▶ The exercise
Your answer should be one number: the count of lines in these entries that hold the word "What".
--- Begin Extracted records ---
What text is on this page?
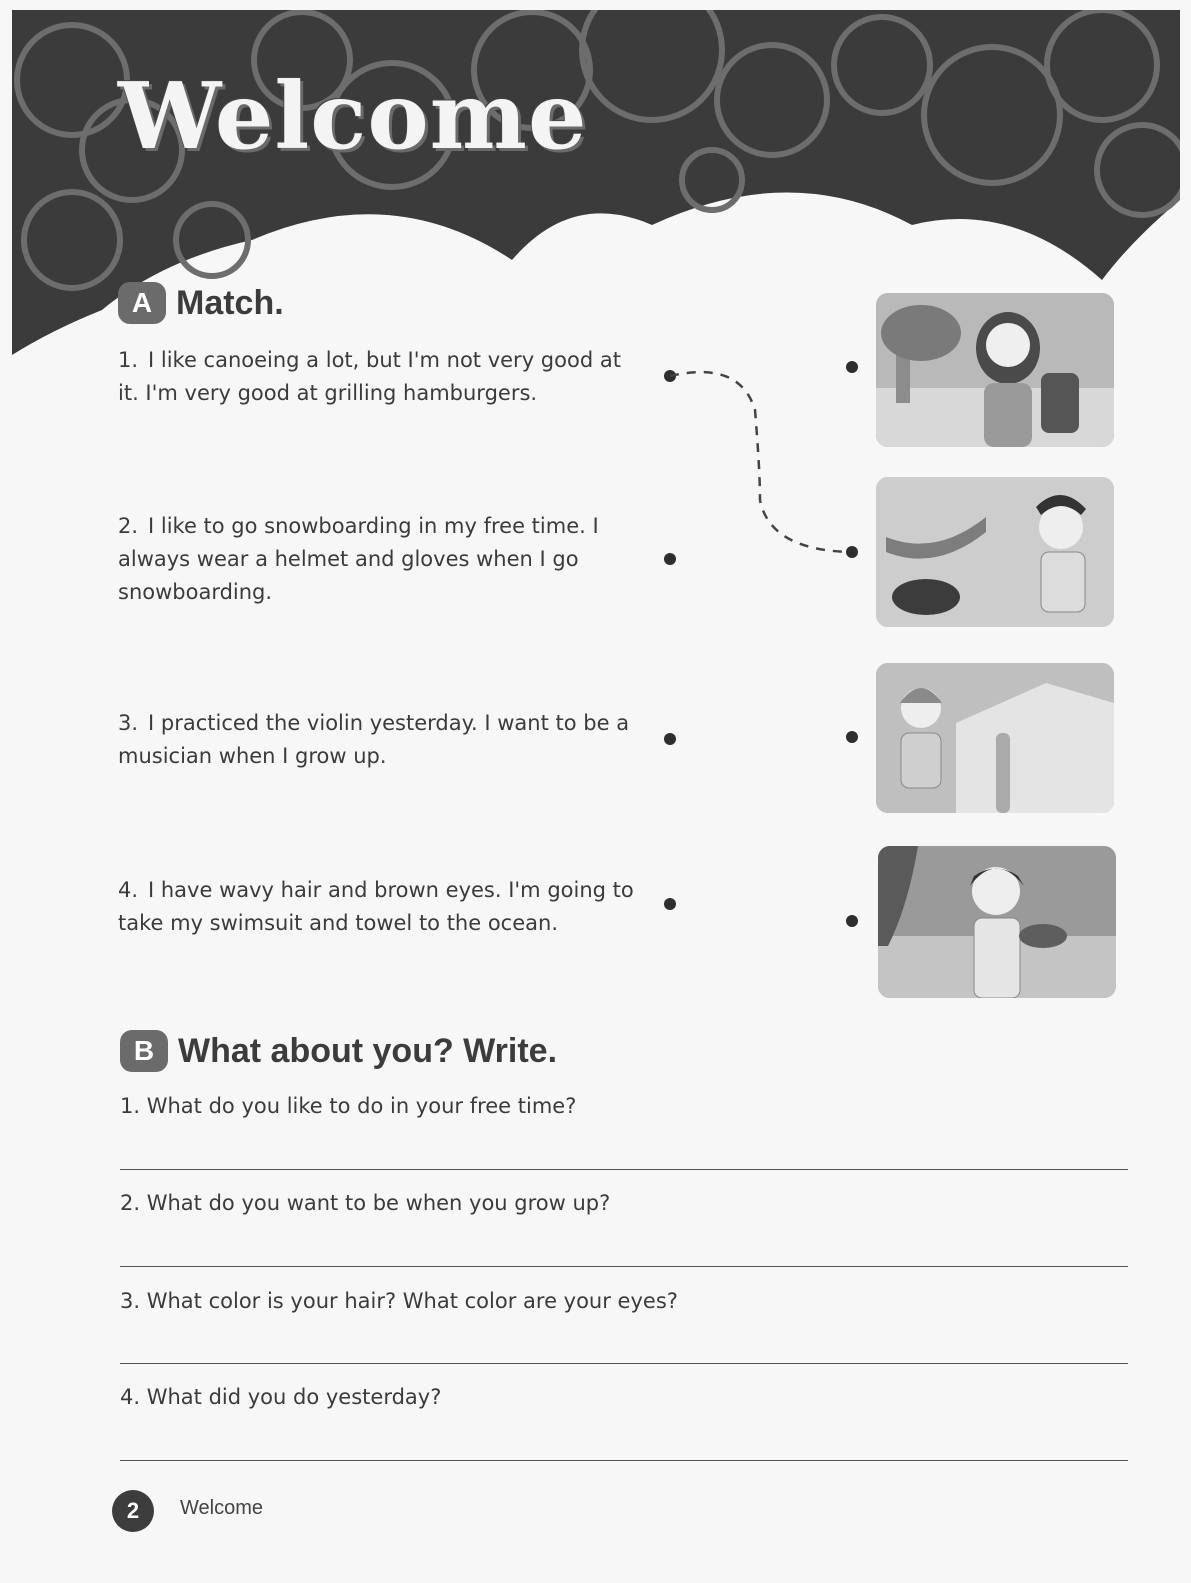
Welcome
A Match.
1. I like canoeing a lot, but I'm not very good at it. I'm very good at grilling hamburgers.
2. I like to go snowboarding in my free time. I always wear a helmet and gloves when I go snowboarding.
3. I practiced the violin yesterday. I want to be a musician when I grow up.
4. I have wavy hair and brown eyes. I'm going to take my swimsuit and towel to the ocean.
B What about you? Write.
1. What do you like to do in your free time?
2. What do you want to be when you grow up?
3. What color is your hair? What color are your eyes?
4. What did you do yesterday?
2	Welcome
--- End Extracted records ---
▶ Result of this task
6